- _What is required_:
Return all of the entries exactly, with nothing added or left out.
--- START Records provided ---
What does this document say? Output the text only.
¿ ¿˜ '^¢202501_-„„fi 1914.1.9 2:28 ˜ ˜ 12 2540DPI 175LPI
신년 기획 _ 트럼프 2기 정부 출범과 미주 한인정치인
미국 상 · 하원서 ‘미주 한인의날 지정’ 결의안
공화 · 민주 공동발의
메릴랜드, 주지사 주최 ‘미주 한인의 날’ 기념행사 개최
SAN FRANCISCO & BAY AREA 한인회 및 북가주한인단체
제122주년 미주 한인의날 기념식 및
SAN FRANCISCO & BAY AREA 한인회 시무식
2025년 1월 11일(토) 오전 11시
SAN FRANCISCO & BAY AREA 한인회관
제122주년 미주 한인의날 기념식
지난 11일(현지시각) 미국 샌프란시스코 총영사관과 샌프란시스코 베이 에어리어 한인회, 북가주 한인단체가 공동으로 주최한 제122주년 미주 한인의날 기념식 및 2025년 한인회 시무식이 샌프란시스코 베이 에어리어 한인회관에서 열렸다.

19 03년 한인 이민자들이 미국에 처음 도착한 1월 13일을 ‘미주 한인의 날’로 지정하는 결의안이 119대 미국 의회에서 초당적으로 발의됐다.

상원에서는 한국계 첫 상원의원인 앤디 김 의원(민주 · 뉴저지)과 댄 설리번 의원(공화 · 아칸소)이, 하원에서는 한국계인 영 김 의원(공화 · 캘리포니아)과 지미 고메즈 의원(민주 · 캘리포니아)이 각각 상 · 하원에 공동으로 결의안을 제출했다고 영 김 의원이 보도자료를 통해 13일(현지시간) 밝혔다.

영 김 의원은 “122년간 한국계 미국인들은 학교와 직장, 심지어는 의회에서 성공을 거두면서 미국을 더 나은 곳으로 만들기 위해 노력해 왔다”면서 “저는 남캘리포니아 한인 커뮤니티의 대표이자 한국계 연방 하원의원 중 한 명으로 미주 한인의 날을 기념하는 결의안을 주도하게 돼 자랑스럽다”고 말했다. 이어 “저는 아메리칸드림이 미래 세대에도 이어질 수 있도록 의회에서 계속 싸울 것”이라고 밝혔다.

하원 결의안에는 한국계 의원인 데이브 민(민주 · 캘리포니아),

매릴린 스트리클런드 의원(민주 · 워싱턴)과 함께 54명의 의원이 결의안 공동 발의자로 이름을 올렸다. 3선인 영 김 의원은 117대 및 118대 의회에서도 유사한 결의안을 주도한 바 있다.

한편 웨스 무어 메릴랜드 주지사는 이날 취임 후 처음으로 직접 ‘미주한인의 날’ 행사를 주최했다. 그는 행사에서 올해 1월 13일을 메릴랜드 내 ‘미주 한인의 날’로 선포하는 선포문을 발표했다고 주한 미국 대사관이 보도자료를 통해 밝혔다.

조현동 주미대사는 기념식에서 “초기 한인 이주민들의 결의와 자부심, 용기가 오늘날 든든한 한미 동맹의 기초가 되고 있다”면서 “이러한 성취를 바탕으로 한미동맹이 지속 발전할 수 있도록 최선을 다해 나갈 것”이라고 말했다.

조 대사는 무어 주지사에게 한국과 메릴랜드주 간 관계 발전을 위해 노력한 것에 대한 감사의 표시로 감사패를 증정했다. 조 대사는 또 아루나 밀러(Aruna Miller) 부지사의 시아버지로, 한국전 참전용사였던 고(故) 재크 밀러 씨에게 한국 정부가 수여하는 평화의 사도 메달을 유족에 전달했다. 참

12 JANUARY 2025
--- END Records provided ---
- _Full response_:
What does this document say? Output the text only.
¿ ¿˜ '^¢202501_-„„fi 1914.1.9 2:28 ˜ ˜ 12 2540DPI 175LPI
신년 기획 _ 트럼프 2기 정부 출범과 미주 한인정치인
미국 상 · 하원서 ‘미주 한인의날 지정’ 결의안
공화 · 민주 공동발의
메릴랜드, 주지사 주최 ‘미주 한인의 날’ 기념행사 개최
SAN FRANCISCO & BAY AREA 한인회 및 북가주한인단체
제122주년 미주 한인의날 기념식 및
SAN FRANCISCO & BAY AREA 한인회 시무식
2025년 1월 11일(토) 오전 11시
SAN FRANCISCO & BAY AREA 한인회관
제122주년 미주 한인의날 기념식
지난 11일(현지시각) 미국 샌프란시스코 총영사관과 샌프란시스코 베이 에어리어 한인회, 북가주 한인단체가 공동으로 주최한 제122주년 미주 한인의날 기념식 및 2025년 한인회 시무식이 샌프란시스코 베이 에어리어 한인회관에서 열렸다.

19 03년 한인 이민자들이 미국에 처음 도착한 1월 13일을 ‘미주 한인의 날’로 지정하는 결의안이 119대 미국 의회에서 초당적으로 발의됐다.

상원에서는 한국계 첫 상원의원인 앤디 김 의원(민주 · 뉴저지)과 댄 설리번 의원(공화 · 아칸소)이, 하원에서는 한국계인 영 김 의원(공화 · 캘리포니아)과 지미 고메즈 의원(민주 · 캘리포니아)이 각각 상 · 하원에 공동으로 결의안을 제출했다고 영 김 의원이 보도자료를 통해 13일(현지시간) 밝혔다.

영 김 의원은 “122년간 한국계 미국인들은 학교와 직장, 심지어는 의회에서 성공을 거두면서 미국을 더 나은 곳으로 만들기 위해 노력해 왔다”면서 “저는 남캘리포니아 한인 커뮤니티의 대표이자 한국계 연방 하원의원 중 한 명으로 미주 한인의 날을 기념하는 결의안을 주도하게 돼 자랑스럽다”고 말했다. 이어 “저는 아메리칸드림이 미래 세대에도 이어질 수 있도록 의회에서 계속 싸울 것”이라고 밝혔다.

하원 결의안에는 한국계 의원인 데이브 민(민주 · 캘리포니아),

매릴린 스트리클런드 의원(민주 · 워싱턴)과 함께 54명의 의원이 결의안 공동 발의자로 이름을 올렸다. 3선인 영 김 의원은 117대 및 118대 의회에서도 유사한 결의안을 주도한 바 있다.

한편 웨스 무어 메릴랜드 주지사는 이날 취임 후 처음으로 직접 ‘미주한인의 날’ 행사를 주최했다. 그는 행사에서 올해 1월 13일을 메릴랜드 내 ‘미주 한인의 날’로 선포하는 선포문을 발표했다고 주한 미국 대사관이 보도자료를 통해 밝혔다.

조현동 주미대사는 기념식에서 “초기 한인 이주민들의 결의와 자부심, 용기가 오늘날 든든한 한미 동맹의 기초가 되고 있다”면서 “이러한 성취를 바탕으로 한미동맹이 지속 발전할 수 있도록 최선을 다해 나갈 것”이라고 말했다.

조 대사는 무어 주지사에게 한국과 메릴랜드주 간 관계 발전을 위해 노력한 것에 대한 감사의 표시로 감사패를 증정했다. 조 대사는 또 아루나 밀러(Aruna Miller) 부지사의 시아버지로, 한국전 참전용사였던 고(故) 재크 밀러 씨에게 한국 정부가 수여하는 평화의 사도 메달을 유족에 전달했다. 참

12 JANUARY 2025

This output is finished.